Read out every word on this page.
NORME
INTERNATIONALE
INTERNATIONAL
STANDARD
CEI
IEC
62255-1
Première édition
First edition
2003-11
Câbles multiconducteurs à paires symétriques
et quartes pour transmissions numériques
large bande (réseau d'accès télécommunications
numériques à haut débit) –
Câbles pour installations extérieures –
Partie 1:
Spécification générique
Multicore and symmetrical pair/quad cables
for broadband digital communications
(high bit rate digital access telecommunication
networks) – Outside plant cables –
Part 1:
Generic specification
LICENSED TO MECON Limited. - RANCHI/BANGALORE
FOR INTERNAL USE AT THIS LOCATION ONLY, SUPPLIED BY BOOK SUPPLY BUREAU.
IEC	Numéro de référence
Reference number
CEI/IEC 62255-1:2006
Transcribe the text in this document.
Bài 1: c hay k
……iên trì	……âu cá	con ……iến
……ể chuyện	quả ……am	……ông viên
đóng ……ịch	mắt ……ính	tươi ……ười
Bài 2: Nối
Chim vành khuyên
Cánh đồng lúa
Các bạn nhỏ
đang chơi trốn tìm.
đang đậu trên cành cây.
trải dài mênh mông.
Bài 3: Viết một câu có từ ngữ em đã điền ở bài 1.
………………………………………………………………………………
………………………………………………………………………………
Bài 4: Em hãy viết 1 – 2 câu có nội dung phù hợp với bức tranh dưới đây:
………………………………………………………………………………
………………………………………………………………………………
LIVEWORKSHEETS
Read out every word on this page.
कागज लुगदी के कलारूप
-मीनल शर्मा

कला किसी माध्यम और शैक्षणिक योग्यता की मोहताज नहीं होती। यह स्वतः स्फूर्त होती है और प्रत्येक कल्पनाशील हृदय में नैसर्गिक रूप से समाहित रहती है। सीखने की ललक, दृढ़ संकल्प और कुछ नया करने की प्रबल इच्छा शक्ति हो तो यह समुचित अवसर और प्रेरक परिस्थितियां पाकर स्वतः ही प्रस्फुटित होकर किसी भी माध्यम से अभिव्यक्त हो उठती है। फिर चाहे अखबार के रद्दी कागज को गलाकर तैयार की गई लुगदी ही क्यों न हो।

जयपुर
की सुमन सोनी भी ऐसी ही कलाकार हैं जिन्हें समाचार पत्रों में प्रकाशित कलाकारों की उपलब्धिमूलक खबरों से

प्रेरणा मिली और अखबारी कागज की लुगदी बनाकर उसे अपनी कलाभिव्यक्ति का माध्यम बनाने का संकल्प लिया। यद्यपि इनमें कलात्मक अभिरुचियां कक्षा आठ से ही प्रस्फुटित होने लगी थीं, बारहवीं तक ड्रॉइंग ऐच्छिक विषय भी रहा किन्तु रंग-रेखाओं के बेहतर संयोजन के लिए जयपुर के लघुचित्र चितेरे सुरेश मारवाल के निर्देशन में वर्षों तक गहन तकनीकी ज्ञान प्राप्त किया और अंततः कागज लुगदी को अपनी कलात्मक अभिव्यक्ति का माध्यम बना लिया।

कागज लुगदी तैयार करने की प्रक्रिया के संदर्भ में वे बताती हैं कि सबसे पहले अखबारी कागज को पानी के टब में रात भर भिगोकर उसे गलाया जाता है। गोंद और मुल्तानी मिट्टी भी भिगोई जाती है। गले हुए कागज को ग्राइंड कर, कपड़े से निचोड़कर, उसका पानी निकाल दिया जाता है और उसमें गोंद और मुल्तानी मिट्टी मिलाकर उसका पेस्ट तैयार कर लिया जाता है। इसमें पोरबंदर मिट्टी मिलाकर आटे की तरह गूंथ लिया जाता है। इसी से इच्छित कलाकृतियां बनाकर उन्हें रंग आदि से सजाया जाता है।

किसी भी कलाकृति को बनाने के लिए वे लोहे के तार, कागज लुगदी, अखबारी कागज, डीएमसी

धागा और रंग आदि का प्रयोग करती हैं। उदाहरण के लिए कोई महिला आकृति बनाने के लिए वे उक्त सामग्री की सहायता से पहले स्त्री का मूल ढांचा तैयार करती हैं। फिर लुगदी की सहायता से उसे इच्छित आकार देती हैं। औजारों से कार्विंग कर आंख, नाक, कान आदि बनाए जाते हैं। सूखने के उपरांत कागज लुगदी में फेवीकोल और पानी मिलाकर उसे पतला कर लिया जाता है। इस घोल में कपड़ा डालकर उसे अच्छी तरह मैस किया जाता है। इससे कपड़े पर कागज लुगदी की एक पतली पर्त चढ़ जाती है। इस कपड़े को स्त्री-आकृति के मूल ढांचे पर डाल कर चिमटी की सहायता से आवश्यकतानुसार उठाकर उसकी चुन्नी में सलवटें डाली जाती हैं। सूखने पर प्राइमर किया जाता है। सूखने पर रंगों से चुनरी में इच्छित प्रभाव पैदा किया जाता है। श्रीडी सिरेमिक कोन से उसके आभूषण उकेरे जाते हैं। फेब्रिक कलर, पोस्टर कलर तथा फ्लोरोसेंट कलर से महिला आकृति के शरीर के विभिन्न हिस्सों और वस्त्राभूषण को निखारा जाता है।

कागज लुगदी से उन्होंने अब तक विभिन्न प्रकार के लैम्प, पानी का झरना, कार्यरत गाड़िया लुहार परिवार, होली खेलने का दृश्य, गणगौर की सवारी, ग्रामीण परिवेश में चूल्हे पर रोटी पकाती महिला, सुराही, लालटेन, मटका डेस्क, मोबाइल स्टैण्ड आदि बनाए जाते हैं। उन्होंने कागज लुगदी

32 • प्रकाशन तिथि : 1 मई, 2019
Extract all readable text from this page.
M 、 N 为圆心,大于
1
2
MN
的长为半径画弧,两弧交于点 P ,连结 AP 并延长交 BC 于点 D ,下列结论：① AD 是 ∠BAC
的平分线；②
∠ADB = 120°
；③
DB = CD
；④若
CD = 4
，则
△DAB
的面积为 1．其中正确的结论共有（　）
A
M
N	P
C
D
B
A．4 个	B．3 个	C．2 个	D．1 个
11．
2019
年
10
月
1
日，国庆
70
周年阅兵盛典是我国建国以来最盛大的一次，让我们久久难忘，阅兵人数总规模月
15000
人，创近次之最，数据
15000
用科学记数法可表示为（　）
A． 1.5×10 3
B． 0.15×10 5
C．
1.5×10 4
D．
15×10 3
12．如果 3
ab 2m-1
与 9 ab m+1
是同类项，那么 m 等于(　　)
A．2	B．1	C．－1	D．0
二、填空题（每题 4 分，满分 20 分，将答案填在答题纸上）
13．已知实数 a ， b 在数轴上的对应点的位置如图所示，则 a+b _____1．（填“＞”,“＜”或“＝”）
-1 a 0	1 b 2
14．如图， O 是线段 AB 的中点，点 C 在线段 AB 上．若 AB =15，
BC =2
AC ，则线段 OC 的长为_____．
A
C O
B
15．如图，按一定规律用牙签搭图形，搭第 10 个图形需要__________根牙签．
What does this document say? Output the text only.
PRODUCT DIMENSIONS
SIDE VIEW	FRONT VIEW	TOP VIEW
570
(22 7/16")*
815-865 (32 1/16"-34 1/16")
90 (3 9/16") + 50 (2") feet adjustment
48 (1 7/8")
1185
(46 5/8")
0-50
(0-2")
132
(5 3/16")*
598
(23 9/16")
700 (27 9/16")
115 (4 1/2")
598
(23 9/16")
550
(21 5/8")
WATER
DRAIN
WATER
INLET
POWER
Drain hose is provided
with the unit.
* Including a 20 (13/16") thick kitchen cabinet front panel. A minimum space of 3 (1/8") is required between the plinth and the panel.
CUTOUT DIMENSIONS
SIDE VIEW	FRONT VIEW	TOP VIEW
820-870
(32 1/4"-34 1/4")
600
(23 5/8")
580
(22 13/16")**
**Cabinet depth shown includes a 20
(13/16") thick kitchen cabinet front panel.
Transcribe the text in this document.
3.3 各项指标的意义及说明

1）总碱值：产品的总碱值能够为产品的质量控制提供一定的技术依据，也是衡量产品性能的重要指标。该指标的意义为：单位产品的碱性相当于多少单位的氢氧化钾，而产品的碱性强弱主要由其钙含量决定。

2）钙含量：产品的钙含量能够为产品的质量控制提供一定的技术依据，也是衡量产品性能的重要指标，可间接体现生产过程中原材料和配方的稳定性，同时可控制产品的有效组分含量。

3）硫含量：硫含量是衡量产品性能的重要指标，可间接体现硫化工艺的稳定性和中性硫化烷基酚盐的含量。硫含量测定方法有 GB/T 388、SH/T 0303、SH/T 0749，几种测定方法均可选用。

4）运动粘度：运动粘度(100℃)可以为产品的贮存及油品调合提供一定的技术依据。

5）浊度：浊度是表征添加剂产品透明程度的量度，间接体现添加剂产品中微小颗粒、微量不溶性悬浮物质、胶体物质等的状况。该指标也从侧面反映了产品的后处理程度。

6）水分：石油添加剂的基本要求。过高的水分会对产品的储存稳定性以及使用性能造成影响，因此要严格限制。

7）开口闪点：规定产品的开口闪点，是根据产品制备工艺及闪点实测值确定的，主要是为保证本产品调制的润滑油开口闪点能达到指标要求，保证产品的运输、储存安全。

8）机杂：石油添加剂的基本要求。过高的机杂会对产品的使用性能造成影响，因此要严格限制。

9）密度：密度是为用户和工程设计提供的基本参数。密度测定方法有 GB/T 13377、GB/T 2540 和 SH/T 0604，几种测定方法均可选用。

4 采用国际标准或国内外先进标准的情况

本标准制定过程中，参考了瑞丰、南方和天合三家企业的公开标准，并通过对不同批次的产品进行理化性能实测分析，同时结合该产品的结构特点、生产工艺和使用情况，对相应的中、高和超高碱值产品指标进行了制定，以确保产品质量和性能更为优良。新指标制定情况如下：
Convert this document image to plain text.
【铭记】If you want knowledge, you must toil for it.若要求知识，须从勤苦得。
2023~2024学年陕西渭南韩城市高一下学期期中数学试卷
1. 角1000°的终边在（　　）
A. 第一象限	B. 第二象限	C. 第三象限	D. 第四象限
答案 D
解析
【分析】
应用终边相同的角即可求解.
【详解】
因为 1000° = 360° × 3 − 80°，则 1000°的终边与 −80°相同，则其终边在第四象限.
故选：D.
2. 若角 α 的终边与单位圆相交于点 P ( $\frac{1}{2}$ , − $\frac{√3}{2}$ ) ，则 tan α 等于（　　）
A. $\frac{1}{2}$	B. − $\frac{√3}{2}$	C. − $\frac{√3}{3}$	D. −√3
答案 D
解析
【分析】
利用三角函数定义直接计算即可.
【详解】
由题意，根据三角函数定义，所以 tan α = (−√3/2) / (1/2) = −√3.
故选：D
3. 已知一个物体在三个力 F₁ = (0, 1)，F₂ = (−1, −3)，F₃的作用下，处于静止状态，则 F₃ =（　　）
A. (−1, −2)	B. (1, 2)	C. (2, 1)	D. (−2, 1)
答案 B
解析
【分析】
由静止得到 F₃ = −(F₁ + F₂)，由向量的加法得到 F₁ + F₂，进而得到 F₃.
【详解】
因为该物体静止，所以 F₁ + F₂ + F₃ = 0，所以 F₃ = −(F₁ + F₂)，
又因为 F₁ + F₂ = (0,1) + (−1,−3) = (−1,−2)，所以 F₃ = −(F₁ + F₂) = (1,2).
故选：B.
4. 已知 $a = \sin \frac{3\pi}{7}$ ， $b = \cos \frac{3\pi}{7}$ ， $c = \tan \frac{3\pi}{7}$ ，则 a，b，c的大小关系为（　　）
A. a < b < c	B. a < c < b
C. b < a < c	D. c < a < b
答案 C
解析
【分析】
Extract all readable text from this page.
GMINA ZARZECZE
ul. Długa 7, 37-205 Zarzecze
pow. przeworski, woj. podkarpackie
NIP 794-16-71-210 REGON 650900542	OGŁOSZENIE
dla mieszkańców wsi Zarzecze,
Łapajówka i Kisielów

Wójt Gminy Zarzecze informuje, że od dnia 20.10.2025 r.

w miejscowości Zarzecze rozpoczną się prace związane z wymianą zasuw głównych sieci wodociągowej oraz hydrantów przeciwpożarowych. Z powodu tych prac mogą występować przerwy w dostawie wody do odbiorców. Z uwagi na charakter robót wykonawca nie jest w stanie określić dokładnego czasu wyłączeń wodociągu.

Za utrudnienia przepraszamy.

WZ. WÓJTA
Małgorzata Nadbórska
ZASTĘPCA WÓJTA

======

From the entries above, copy each line holding "digital".

TASK ANSWER:
for broadband digital communications
(high bit rate digital access telecommunication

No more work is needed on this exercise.